> _Exercise task_
Copy each line in which the string "were" occurs.

Data entries:
— START —

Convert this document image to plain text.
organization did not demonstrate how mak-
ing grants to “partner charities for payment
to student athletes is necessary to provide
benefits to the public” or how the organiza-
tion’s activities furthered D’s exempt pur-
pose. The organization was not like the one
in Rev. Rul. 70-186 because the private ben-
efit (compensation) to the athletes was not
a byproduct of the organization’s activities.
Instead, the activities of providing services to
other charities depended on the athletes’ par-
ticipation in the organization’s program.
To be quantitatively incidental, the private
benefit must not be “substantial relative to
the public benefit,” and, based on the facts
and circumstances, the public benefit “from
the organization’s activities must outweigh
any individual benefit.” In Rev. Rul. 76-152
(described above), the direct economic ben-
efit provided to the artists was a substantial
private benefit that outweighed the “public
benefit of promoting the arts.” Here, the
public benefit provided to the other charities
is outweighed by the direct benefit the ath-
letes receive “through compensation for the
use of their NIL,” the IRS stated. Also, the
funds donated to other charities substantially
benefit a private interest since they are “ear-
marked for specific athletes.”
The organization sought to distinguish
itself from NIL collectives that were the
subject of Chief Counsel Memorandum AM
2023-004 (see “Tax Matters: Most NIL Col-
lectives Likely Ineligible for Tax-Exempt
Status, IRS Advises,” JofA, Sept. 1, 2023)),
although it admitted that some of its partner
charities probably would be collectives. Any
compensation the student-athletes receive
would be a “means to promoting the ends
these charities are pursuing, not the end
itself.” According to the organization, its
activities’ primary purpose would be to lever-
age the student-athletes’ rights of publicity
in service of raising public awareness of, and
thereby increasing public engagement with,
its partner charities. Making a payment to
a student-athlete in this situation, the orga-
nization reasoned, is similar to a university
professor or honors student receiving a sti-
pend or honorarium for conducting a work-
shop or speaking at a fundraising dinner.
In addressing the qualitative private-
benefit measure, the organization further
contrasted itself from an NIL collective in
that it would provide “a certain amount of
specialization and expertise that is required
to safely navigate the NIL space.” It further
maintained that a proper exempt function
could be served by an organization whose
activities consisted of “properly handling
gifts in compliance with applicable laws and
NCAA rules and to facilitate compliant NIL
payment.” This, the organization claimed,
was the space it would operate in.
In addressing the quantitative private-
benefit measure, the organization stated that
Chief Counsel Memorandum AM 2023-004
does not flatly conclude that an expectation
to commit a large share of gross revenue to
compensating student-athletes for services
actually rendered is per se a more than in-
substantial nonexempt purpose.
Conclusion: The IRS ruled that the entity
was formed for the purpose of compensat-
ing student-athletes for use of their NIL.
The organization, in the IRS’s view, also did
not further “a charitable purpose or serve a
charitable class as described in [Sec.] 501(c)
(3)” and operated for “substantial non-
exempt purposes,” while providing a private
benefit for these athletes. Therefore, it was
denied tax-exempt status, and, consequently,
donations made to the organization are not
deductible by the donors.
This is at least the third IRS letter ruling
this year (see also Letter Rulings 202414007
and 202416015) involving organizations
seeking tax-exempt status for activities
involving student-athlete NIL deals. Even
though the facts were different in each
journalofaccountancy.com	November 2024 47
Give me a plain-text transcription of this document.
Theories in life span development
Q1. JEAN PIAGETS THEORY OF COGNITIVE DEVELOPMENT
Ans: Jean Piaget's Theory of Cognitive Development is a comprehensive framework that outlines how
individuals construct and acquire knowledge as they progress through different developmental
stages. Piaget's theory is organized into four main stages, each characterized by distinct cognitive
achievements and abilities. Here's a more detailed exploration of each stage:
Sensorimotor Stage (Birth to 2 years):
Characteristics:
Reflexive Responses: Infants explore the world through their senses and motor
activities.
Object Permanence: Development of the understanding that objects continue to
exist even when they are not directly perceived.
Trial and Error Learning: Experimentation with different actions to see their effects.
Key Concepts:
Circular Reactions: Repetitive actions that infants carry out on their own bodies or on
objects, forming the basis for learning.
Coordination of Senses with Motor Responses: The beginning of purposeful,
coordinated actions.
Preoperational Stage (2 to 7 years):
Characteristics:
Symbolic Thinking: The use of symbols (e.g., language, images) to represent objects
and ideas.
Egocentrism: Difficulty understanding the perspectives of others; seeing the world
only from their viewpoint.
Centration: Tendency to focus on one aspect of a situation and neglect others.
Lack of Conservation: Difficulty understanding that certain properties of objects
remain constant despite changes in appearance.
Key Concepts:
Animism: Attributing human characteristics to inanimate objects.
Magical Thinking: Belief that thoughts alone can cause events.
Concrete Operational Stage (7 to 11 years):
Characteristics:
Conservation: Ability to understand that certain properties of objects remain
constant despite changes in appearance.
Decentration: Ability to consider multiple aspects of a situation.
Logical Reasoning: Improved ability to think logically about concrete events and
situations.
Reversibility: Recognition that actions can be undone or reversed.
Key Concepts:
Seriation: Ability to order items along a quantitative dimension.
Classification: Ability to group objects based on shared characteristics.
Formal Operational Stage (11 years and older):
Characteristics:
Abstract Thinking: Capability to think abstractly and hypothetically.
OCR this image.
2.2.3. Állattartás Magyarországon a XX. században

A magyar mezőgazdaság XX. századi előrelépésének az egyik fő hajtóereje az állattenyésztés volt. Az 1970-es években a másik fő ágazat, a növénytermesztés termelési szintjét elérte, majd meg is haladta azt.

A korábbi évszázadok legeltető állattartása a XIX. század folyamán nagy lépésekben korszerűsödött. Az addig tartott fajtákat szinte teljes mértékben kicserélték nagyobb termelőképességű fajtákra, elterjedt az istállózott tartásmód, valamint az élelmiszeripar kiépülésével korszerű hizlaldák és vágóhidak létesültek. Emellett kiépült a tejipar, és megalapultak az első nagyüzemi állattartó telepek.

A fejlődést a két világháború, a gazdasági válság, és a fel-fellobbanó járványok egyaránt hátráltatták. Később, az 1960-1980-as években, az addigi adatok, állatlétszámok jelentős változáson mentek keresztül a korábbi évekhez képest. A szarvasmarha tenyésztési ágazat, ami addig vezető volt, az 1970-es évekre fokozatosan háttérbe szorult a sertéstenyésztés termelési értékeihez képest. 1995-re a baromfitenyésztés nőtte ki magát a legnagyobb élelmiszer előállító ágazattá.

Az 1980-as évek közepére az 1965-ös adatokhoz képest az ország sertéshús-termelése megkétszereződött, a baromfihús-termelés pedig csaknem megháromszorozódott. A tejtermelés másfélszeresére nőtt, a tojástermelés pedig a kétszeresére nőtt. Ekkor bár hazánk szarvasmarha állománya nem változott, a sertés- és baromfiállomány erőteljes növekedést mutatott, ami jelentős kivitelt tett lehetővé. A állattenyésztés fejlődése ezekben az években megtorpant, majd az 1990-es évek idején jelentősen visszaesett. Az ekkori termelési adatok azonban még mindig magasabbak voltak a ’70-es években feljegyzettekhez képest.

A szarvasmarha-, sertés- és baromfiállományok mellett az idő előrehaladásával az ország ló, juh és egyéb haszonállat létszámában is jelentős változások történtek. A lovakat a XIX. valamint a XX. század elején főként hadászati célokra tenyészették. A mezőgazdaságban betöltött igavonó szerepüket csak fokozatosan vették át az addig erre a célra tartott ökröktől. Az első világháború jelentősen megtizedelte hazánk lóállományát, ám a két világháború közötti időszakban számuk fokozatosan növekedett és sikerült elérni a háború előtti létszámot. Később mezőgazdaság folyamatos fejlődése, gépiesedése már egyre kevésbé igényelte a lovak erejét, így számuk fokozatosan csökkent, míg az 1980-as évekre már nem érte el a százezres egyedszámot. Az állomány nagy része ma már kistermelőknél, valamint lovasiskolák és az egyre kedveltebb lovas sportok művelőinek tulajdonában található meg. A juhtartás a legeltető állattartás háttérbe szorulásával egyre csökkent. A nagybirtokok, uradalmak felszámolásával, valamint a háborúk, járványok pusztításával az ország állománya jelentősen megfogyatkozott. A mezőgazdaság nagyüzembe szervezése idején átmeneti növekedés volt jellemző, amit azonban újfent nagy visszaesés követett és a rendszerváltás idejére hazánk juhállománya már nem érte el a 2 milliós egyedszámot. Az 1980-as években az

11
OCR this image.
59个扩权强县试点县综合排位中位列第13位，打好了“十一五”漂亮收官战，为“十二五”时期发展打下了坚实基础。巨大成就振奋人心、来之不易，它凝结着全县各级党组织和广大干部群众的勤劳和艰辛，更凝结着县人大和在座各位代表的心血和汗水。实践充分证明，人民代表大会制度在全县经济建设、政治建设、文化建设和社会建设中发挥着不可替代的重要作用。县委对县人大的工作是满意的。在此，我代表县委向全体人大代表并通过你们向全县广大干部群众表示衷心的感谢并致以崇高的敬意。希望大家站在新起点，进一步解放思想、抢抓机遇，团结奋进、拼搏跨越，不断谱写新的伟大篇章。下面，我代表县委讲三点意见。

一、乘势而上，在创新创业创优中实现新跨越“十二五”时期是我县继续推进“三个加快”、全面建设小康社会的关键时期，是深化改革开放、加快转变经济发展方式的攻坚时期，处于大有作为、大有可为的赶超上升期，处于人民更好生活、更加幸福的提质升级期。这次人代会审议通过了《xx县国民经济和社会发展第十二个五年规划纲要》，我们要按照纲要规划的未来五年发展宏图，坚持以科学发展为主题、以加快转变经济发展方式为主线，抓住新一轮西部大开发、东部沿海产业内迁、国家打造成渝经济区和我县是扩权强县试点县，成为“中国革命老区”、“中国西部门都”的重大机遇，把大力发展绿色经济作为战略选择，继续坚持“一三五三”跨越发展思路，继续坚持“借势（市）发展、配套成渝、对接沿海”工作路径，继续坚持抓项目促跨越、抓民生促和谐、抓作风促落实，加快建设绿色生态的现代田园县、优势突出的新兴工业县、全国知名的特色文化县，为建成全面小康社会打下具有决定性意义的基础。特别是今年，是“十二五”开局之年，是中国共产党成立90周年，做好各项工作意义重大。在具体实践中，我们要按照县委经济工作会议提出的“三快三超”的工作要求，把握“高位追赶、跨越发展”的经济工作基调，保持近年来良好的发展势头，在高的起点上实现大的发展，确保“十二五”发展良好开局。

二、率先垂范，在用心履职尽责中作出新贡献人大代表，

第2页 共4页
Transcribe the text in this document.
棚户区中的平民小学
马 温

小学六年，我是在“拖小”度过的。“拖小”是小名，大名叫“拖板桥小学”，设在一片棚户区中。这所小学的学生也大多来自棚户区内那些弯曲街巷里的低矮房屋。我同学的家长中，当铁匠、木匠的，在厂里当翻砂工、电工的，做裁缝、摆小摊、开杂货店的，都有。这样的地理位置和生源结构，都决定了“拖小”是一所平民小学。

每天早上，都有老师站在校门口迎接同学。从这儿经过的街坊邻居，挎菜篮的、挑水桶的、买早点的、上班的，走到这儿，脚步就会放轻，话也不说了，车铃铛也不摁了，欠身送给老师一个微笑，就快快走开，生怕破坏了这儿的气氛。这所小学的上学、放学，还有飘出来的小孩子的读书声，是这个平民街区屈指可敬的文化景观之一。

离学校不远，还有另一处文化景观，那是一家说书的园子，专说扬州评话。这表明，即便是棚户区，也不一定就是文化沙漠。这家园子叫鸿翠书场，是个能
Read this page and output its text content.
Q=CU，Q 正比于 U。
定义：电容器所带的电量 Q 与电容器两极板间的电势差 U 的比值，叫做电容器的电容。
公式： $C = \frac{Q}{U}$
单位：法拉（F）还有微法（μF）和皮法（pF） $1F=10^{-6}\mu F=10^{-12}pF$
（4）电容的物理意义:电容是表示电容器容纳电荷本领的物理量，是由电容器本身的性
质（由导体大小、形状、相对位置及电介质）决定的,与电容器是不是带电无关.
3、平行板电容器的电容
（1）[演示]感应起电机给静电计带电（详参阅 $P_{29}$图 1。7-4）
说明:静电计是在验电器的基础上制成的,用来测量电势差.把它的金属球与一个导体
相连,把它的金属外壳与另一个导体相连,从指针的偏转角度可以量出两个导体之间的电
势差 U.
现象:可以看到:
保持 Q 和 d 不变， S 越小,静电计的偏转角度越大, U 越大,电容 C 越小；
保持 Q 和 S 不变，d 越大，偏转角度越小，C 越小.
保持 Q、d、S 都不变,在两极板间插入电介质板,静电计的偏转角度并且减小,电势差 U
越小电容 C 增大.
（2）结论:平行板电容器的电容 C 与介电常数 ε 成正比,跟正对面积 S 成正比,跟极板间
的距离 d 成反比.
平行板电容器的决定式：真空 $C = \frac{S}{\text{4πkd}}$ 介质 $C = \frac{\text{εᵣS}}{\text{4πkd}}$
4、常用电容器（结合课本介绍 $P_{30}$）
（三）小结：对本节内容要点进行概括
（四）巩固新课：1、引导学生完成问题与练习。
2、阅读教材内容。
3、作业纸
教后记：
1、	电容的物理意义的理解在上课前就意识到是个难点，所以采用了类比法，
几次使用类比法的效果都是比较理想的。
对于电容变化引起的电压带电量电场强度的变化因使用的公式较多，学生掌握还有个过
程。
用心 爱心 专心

— END —

> _Final result_
itself from NIL collectives that were the
though the facts were different in each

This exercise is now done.